Start of RECORDS FOR THE EXERCISE
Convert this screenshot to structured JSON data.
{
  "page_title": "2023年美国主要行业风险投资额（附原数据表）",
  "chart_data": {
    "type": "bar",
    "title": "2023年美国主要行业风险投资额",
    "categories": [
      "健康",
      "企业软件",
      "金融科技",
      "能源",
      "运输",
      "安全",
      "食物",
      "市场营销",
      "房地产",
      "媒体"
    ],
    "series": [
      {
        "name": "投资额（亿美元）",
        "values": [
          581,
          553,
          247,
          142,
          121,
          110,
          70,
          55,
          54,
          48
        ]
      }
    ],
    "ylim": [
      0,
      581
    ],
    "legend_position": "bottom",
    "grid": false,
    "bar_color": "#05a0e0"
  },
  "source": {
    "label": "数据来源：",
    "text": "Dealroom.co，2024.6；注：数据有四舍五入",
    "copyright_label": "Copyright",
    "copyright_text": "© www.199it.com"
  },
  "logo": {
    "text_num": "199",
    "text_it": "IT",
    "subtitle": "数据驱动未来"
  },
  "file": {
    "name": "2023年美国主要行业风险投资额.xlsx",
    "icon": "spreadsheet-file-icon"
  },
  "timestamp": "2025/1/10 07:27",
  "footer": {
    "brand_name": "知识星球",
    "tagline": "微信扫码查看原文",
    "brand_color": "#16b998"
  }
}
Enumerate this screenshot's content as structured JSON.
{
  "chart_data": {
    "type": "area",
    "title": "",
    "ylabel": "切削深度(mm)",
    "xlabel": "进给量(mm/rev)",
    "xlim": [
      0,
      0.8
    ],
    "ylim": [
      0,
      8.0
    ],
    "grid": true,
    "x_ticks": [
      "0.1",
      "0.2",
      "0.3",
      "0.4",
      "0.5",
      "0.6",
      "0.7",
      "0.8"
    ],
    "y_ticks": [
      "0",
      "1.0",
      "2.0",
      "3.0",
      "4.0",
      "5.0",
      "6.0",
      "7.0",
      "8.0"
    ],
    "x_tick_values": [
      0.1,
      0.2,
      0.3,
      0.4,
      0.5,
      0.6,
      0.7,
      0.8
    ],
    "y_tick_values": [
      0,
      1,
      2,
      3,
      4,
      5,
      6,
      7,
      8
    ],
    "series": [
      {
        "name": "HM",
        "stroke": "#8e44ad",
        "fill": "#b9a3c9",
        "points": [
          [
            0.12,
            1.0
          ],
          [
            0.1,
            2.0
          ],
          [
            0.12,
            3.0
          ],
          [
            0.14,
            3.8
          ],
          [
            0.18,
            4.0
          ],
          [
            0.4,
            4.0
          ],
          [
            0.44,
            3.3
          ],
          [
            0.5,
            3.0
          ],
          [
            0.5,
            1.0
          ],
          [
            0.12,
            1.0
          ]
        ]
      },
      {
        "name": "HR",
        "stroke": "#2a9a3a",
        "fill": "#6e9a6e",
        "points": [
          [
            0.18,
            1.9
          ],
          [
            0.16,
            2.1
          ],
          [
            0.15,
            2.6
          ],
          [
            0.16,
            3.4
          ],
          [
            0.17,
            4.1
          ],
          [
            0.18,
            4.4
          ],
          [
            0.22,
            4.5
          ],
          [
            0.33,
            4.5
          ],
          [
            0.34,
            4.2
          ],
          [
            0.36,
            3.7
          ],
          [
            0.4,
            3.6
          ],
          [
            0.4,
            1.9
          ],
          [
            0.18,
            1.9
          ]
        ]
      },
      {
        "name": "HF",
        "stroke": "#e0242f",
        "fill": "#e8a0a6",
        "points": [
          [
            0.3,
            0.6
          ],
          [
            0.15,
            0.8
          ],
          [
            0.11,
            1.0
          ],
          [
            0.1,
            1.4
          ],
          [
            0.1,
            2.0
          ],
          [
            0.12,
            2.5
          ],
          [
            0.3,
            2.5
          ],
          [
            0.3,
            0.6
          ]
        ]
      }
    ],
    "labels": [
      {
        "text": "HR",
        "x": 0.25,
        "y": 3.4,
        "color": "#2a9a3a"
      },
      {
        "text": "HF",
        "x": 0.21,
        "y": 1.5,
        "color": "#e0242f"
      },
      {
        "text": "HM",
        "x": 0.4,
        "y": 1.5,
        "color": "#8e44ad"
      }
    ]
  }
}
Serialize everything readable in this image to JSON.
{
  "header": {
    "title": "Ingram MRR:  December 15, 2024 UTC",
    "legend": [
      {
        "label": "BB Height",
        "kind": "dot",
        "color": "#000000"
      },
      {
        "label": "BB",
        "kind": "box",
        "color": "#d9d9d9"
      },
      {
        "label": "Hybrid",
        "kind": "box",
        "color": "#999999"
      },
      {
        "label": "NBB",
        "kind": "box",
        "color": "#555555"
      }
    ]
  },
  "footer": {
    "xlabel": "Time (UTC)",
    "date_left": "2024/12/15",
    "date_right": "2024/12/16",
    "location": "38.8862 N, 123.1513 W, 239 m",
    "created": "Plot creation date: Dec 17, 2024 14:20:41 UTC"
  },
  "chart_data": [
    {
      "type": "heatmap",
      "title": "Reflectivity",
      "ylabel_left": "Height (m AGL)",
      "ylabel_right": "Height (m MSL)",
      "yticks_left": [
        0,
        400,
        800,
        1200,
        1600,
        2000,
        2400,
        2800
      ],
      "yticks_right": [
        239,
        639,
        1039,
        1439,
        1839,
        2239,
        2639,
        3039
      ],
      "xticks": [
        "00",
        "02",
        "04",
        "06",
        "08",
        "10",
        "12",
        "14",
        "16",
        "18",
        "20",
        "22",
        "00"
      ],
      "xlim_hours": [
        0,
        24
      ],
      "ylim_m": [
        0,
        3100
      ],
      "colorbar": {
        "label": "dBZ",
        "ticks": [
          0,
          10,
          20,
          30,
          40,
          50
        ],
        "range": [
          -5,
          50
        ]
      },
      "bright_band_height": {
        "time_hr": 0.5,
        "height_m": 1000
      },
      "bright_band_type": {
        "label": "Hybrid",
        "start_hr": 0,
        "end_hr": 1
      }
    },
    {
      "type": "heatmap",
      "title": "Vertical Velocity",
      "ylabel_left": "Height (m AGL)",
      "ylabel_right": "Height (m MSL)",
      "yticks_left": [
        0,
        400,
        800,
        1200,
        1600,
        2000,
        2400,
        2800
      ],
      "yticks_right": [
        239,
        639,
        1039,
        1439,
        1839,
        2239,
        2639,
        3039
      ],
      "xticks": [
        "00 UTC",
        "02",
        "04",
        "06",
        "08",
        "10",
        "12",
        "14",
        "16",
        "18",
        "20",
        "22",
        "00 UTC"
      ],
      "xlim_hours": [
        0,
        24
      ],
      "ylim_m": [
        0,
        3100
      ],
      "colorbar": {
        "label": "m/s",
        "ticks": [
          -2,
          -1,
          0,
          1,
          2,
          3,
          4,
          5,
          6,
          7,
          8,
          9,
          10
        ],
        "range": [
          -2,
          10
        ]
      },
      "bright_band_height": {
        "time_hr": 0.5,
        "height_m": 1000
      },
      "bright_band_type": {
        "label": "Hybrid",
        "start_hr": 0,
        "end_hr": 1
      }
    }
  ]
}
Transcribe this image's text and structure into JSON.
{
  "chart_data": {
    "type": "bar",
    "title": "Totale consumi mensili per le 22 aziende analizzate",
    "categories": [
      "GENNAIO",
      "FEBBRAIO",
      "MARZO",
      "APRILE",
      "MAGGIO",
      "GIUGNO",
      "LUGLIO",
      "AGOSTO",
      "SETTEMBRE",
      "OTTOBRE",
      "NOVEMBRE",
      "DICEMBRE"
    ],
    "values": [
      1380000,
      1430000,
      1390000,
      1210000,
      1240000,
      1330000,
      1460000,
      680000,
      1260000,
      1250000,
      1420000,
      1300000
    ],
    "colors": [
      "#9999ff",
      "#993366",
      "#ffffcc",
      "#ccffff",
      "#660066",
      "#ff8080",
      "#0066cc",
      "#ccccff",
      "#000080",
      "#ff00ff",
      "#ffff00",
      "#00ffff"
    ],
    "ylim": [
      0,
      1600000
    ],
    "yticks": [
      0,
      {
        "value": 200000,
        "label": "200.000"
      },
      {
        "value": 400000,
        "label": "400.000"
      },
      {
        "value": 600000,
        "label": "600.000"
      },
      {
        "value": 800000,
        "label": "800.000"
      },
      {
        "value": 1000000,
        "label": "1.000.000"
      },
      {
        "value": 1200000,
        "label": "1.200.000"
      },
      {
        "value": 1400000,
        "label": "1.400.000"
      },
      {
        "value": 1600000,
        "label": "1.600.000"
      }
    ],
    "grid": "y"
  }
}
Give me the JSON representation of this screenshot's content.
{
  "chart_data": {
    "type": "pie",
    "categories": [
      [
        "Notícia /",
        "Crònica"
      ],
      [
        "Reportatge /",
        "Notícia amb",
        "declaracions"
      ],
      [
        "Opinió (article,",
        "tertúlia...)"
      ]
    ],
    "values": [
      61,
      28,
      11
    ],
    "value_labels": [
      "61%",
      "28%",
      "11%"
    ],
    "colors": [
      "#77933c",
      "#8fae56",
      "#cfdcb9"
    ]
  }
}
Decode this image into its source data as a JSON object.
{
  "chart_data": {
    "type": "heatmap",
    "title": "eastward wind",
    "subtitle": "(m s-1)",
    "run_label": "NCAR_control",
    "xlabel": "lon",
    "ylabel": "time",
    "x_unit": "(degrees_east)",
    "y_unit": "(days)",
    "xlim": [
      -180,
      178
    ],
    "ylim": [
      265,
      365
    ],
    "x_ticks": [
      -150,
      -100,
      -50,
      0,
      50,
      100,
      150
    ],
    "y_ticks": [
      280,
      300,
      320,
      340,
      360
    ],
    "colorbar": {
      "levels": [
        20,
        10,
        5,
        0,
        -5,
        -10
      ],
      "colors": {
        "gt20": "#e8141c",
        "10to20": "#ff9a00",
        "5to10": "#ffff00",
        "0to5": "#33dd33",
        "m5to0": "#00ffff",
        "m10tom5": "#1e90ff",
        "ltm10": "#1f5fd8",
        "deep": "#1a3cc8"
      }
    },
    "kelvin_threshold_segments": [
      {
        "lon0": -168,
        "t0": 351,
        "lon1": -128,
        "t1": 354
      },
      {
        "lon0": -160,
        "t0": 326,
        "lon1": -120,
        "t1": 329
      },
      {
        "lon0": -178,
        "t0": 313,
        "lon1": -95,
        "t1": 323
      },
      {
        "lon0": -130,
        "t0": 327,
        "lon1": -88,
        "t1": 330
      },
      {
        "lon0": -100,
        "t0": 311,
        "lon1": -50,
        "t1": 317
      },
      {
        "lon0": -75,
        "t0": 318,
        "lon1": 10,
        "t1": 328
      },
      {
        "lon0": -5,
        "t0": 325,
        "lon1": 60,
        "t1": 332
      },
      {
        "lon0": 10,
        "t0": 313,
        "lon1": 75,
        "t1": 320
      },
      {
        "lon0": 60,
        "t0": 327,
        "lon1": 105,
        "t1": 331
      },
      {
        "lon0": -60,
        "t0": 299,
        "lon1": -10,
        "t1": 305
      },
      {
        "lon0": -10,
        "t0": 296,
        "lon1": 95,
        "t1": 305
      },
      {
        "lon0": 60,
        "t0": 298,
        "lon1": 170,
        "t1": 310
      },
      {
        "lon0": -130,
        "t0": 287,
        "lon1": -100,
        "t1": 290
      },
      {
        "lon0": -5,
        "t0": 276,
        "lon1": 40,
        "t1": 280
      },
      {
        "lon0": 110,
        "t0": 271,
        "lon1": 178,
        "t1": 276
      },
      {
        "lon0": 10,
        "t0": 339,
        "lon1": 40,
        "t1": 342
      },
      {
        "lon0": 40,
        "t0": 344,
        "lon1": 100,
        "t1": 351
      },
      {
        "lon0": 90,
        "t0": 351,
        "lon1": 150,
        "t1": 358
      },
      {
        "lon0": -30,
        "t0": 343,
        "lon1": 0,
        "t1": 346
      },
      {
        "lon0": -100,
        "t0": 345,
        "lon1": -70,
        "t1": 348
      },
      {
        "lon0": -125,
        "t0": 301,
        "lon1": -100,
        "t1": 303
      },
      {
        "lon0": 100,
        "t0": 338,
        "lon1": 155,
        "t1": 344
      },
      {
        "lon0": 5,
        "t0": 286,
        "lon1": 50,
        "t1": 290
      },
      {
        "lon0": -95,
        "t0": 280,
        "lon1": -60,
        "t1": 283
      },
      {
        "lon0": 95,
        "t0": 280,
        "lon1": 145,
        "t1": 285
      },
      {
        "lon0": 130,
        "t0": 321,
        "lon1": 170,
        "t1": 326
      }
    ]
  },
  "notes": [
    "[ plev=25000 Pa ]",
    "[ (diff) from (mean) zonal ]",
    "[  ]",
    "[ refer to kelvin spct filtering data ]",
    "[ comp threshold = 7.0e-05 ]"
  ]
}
End of RECORDS FOR THE EXERCISE
## SET PROBLEM
Where a line above holds the string "image", show that line.

## THE RESPONSE
Serialize everything readable in this image to JSON.
Transcribe this image's text and structure into JSON.
Decode this image into its source data as a JSON object.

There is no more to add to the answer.